## Begin Stored data
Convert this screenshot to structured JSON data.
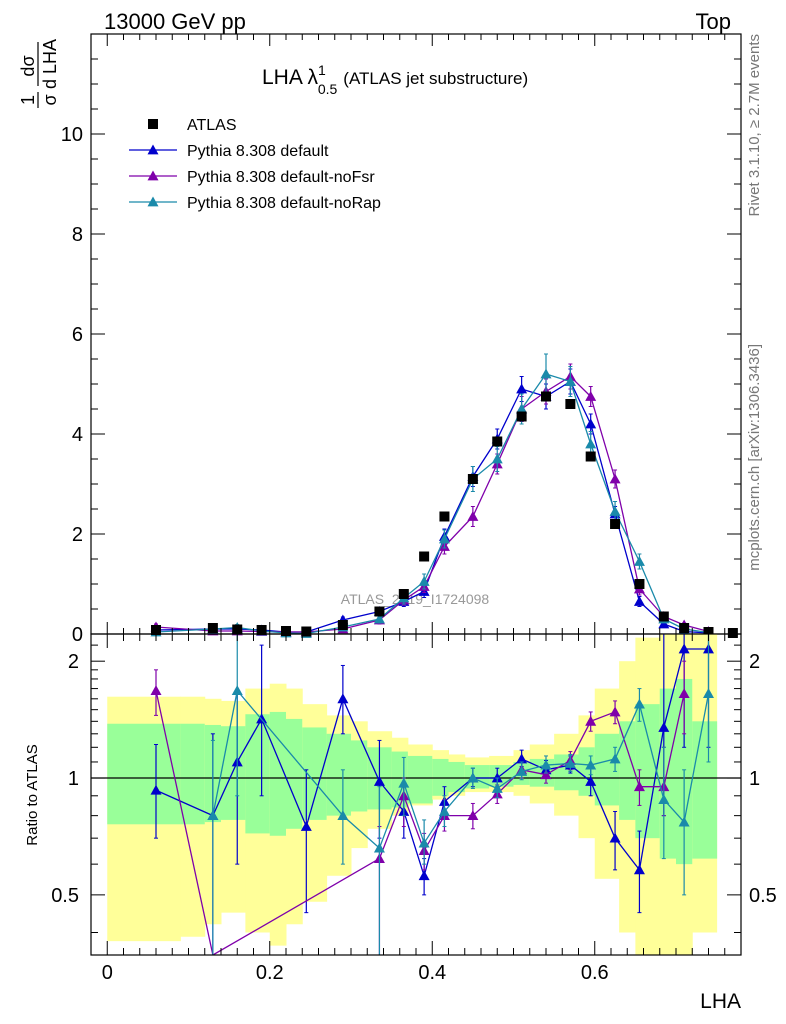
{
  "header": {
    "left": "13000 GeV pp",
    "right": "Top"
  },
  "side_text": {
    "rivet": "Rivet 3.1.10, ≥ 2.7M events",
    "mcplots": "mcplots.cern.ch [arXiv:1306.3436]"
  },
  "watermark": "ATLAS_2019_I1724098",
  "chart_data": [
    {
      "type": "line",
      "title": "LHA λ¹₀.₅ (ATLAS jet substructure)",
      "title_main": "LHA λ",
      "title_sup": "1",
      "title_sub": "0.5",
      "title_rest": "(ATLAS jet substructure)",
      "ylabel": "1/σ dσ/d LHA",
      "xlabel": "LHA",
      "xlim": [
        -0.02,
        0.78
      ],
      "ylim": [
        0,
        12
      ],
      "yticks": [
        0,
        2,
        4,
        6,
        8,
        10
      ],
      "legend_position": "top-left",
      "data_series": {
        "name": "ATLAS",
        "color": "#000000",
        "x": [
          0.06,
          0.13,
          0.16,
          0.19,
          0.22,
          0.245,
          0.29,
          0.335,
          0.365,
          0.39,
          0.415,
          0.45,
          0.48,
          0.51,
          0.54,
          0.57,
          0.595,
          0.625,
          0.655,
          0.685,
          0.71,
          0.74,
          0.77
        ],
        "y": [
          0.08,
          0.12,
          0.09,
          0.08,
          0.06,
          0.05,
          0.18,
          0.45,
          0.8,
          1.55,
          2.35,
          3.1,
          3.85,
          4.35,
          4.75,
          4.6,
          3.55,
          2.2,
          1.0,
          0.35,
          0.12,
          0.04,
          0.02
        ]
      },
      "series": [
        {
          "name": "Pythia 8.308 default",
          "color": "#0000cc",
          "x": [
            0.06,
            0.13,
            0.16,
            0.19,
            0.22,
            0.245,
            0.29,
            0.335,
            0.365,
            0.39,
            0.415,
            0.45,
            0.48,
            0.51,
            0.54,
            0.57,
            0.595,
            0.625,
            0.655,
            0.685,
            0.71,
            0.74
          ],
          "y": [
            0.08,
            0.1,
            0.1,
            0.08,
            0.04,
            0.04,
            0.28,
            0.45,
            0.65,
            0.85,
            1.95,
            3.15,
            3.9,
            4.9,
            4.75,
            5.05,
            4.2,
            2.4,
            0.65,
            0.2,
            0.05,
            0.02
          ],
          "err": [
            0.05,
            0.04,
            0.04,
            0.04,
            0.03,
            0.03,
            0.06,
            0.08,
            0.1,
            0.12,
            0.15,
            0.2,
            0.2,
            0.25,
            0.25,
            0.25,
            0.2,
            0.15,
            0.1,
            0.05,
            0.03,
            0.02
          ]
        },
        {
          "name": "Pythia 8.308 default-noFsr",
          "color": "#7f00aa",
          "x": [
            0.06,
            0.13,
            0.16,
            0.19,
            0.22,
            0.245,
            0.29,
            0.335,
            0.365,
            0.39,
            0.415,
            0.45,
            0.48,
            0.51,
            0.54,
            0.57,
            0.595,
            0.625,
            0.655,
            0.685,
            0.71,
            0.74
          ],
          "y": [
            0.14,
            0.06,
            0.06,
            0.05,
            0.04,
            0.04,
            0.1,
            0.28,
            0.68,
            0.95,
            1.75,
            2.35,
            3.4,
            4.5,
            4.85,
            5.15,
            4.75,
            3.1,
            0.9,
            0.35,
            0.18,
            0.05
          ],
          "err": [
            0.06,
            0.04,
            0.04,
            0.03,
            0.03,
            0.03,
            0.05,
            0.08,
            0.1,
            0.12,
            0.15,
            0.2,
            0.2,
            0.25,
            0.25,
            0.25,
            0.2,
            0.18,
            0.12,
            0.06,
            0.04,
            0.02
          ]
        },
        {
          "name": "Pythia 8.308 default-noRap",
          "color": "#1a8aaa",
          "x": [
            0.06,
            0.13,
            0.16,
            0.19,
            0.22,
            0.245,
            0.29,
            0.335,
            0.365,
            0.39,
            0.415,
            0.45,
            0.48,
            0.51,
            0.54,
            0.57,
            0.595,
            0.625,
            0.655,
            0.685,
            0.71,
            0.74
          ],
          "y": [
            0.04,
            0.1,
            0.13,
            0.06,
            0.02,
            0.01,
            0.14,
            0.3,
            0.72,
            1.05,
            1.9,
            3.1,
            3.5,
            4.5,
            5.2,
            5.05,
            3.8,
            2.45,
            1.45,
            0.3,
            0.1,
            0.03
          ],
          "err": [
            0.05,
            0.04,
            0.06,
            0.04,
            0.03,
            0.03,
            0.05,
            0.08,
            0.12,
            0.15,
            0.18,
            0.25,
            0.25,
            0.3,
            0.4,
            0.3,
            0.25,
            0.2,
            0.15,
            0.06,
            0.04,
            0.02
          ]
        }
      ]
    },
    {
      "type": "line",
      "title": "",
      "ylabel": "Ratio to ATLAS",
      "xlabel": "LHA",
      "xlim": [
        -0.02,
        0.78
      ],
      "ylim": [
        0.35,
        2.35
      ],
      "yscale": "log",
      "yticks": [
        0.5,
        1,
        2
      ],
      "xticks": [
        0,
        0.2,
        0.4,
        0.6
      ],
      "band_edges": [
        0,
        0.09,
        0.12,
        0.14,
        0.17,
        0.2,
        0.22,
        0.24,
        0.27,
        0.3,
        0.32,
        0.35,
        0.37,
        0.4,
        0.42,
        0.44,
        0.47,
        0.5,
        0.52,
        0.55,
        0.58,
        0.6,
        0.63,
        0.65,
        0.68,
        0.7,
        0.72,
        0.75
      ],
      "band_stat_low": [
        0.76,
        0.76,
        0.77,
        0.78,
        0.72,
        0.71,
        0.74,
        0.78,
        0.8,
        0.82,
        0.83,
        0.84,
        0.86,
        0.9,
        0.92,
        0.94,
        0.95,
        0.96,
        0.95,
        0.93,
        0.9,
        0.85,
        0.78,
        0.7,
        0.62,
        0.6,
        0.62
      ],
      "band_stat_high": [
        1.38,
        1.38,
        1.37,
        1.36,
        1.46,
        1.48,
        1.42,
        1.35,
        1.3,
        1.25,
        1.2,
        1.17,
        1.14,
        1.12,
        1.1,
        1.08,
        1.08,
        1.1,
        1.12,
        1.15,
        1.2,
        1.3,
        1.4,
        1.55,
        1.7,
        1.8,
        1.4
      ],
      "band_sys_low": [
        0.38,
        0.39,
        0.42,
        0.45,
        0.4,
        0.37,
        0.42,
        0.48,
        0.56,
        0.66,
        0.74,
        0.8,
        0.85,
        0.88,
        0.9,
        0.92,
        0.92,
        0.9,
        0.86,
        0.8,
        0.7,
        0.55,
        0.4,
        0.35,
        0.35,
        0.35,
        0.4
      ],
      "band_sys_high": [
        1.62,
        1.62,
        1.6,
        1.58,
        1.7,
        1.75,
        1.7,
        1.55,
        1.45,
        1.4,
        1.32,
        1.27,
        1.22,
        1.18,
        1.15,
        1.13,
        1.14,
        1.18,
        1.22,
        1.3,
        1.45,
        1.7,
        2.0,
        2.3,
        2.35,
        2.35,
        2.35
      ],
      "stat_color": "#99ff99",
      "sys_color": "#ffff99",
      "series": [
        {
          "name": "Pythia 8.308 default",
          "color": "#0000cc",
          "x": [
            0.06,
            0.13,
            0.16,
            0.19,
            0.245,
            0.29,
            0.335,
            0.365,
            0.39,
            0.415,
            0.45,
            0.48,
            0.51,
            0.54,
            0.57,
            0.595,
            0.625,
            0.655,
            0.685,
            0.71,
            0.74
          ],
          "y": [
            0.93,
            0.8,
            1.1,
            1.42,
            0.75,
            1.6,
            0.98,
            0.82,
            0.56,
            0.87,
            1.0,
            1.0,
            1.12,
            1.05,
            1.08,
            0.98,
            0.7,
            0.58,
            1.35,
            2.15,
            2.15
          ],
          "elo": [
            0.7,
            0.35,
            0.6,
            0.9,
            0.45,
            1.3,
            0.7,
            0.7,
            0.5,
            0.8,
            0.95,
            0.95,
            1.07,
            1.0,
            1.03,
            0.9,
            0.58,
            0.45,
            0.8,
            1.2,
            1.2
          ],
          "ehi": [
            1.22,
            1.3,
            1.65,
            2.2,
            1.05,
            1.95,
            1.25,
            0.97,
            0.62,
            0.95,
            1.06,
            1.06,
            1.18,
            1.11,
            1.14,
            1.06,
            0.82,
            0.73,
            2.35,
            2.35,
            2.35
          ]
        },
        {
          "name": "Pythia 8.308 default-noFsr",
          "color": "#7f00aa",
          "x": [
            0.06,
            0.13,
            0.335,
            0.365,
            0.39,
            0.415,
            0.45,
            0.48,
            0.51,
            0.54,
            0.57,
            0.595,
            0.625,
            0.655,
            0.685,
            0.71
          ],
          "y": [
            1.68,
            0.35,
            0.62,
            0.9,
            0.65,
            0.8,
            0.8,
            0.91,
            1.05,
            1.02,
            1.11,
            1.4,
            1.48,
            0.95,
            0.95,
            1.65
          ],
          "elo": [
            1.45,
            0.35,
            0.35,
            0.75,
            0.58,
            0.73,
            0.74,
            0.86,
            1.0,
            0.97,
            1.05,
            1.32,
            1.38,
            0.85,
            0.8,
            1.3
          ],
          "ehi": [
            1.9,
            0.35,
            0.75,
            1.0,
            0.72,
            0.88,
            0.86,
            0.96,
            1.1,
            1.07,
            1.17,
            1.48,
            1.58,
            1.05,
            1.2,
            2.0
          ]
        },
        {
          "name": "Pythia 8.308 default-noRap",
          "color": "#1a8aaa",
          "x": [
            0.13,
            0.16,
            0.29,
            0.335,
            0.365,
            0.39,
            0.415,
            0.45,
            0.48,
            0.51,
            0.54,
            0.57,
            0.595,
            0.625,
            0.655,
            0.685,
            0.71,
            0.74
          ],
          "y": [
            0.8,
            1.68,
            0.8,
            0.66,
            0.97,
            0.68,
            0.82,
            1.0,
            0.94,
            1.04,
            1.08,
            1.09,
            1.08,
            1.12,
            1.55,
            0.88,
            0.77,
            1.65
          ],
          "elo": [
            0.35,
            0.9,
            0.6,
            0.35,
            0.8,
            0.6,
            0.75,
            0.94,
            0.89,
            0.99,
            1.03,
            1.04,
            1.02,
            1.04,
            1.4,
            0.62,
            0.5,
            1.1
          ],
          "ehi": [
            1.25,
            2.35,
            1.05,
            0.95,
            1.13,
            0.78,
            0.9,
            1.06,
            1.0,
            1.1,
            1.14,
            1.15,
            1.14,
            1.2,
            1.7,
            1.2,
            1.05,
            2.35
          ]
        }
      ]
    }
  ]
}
## End Stored data
## Begin Stored data
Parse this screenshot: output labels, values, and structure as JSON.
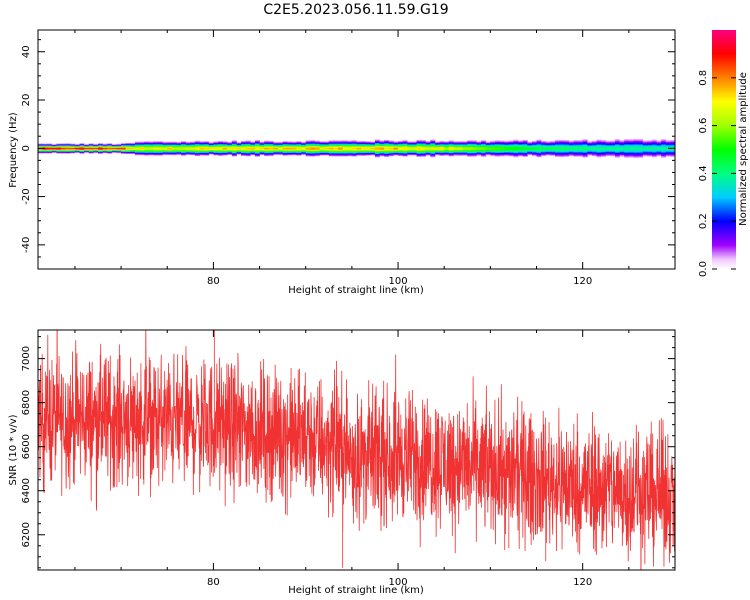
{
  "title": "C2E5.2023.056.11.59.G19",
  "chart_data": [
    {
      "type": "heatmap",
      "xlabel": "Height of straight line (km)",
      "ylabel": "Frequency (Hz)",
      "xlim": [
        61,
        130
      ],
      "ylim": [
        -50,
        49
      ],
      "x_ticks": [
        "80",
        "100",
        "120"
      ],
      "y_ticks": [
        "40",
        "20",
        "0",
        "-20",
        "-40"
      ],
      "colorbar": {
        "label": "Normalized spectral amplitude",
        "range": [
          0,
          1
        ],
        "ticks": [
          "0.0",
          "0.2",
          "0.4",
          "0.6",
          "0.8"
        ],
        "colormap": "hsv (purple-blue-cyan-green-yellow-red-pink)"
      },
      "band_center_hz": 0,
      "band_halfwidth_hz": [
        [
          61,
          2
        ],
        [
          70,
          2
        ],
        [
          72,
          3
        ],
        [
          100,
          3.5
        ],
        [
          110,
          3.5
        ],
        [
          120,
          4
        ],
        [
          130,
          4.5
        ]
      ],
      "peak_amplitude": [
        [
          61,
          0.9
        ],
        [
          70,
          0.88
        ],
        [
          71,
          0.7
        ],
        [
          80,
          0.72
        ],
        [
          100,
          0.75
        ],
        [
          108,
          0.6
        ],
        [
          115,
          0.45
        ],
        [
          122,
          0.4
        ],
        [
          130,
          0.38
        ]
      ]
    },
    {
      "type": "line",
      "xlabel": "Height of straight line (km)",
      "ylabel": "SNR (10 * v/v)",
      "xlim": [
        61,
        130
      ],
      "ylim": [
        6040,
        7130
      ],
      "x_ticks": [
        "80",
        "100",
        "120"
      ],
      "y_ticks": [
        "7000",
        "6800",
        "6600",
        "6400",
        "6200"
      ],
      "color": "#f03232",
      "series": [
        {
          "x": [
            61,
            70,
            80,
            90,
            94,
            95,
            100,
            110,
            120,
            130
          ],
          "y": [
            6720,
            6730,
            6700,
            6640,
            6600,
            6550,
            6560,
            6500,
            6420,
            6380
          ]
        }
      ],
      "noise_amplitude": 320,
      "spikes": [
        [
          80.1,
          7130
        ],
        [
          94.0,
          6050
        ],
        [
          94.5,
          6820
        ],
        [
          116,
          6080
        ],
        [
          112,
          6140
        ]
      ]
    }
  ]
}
## End Stored data
[Goal]: Find the word "screenshot" and list each line it appears in.

[Reply to the task]:
Convert this screenshot to structured JSON data.
Parse this screenshot: output labels, values, and structure as JSON.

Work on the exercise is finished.